### Supplied text
Japan Recruiting & Hiring
Japan’s employment laws heavily favor employees, so it’s essential to understand every regulation to stay compliant. And, because firing employees in Japan can be incredibly challenging, the initial recruiting and hiring process becomes even more critical.
Recruiting in Japan
It’s essential to have an understanding of typical workplace culture and general etiquette before you begin the process of recruiting talent in Japan. Keeping the following guidelines in mind will help ensure that the recruitment process is as smooth as possible for you and your international staff.
1. Understand the Culture of Business Gifts
In Japan, it’s not unusual to give a small gift to a new business partner. If you take part in this practice, make sure the gift is not something that will offend. You should avoid certain colors and flowers that represent death in Japanese culture, such as lilies, lotus blossoms, and anything white.
2. Give Formal Greetings
When you meet a prospective candidate for the first time, they’ll most likely bow and wait for you to shake their hand. Be sure to use formal titles during conversation rather than referring to the candidate by their first name.
3. Respect Privacy
Privacy is very important in Japan, so avoid asking overly personal questions during your initial meetings with prospective hires. Inquiries about family, relationships, and even work history may be seen as pushy and overbearing.
4. Be Punctual
Punctuality is essential in a Japanese workplace. Candidates will probably arrive to meetings and appointments with you a few minutes early to ensure that they are ready to begin at the scheduled time. You should plan to do the same. If you do end up running late, let the candidate know ahead of time.
5. Appreciate the Value of Collectivism
In most Western countries, employees place a high value on their individual achievements. This is not the case in Japanese workplaces. Employees in Japan put more emphasis on the contributions of the team as a whole. Don’t be surprised by this mindset, and don’t write off a potential hire who doesn’t seem to sell their skills very well. Most employees don’t see much value in personal ambition.
What Is the Recruitment Process in Japan Like?
In Japan, staffing can be a challenge. The labor force isn’t growing significantly, and there isn’t much fluidity in the job market. Even so, there are plenty of talented employees to fill out your international team — you just need to know where to look for them.

### Records shown
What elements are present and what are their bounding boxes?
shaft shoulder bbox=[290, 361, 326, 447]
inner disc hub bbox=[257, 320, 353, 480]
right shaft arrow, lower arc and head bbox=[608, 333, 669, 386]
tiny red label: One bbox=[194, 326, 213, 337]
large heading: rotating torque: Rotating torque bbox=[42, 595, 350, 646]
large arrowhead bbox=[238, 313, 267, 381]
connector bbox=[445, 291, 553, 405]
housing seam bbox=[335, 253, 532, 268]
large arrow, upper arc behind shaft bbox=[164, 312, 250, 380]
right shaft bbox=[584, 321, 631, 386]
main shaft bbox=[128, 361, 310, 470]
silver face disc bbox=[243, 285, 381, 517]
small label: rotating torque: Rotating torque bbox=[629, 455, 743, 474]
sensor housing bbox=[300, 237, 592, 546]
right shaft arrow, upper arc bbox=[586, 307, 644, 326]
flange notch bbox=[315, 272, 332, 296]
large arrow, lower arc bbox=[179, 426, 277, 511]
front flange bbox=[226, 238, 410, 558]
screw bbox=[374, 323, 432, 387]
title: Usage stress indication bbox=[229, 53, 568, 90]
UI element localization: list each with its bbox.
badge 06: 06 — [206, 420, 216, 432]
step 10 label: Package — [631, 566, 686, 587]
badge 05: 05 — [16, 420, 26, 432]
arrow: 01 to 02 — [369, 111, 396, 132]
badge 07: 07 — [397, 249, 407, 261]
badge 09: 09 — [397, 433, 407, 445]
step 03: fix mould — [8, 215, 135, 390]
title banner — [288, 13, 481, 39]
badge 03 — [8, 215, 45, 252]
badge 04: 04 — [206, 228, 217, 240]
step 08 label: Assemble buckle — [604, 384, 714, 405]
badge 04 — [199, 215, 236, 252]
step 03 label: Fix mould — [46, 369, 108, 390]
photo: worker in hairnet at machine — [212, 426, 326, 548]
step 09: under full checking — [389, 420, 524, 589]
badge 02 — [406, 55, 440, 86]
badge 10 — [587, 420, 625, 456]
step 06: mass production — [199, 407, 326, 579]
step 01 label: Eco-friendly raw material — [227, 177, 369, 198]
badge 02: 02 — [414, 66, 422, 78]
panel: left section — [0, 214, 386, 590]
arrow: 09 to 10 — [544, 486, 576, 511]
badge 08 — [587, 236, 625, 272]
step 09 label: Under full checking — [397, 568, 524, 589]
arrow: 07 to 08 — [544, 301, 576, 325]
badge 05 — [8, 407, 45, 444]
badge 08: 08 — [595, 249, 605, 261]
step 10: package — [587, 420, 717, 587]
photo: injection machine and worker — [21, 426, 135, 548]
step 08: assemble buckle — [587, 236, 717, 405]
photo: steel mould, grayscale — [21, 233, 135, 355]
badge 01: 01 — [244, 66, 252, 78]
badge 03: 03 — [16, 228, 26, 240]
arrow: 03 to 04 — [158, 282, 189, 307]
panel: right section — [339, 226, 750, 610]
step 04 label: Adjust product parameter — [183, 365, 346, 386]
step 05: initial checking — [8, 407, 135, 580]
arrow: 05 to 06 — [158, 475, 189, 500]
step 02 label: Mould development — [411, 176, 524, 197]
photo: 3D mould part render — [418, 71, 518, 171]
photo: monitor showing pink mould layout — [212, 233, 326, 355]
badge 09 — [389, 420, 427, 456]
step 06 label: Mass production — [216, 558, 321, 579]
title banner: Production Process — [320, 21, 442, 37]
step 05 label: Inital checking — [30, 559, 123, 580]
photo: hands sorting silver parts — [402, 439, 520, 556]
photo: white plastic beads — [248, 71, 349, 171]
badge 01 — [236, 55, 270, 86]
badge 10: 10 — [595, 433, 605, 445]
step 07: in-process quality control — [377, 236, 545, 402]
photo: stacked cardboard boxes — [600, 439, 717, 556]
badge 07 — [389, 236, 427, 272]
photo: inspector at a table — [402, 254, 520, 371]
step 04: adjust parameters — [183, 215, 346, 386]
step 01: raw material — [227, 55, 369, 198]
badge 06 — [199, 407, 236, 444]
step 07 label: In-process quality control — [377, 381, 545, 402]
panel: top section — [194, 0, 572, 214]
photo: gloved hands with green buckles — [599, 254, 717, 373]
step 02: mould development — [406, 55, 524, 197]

### List of tasks
1 - According to the text on recruiting in Japan, which flowers represent death in Japanese culture?
2 - Carry the text on recruiting in Japan forward from its final sentence.
The items may be set aside; none of what follows depends on them.

### Exercise responses
1 - Lilies and lotus blossoms.

2 -
Common Recruitment Channels
Many companies in Japan hire through a traditional process known as shinsotsu. These companies recruit candidates for specialized jobs at the graduate level, hiring them based on ambition, character, and communication skills as soon as they leave prestigious universities. However, new graduates tend to lack specific job skills, experience, and technical knowledge. As a result, shinsotsu may not be the approach you want to take for your company.
Recruiting on social media can also pose a challenge in Japan due to the private nature of Japanese people as a whole. Very few companies choose to invest in recruiting on social media because the engagement is so low.
Online job boards, on the other hand, can be a helpful avenue for companies trying to recruit talent in Japan. You can also choose to work with a local hiring agency. If you do so, make sure the agency has the proper qualifications to help you get the results you want.
One of the most important things to remember as you recruit and staff in Japan is that your potential hires have a lot of opportunities to choose from. You’ll need to act fast and provide a competitive offer if you want to hire the best employees and put your business in a position to thrive overseas.
How to Hire Employees in Japan
Before hiring employees in Japan, draft a strong employment contract that lays out the job’s expectation and termination terms. The Japan Labor Standards Act does not specify an exact employment contract format. You can either lay the terms and conditions out in your company’s work rules — locally known as shuugyou kisoku — or an employment contract.
Any company with ten or more employees is required to maintain a set of work rules and file them with the Labor Standards Inspection Bureau. Include aspects such as work hours, holidays, termination details, and wages into these rules.
While you are still in the negotiation phase, list all salary and benefit amounts in Japenese yen instead of US currency.
Japan Employment Compliance
Employment compliance in Japan includes following the typical work week hours. Employees usually work 40-hour weeks Monday through Friday unless otherwise stated in an agreement with a union or labor group.
Overtime is a sticking point in Japan, so an employment contract should state the maximum hours of overtime work for your company. The overtime rates in Japan are as follows:
- Basic overtime: 125% of hourly wage
- Work on a rest day: 135% of hourly wage
- Overtime between 10 p.m. and 5 a.m.: 150% of hourly wage
- Overtime between 10 p.m. and 5 a.m. on a rest day: 160% of hourly wage
- More than 60 hours of overtime work a month: 150% of hourly wage
- More than 60 hours of overtime work between 10 p.m. and 5 a.m. a month: 175% of hourly wage
Hire and Onboard Employees in Japan
Japan employment compliance also stipulates how to onboard employees. Before a new employee starts, you’ll need to register them with the appropriate authorities and provide a variety of documents within the applicable deadlines. For example, pension and health insurance forms are due within five days of an employee’s start date, while the insurance report should be sent within 50 days.
It is also best practice to explain what you expect from your workers before their start date. Send an email to remind employees about your company’s regulations, dress code, first-day itinerary, and work rules.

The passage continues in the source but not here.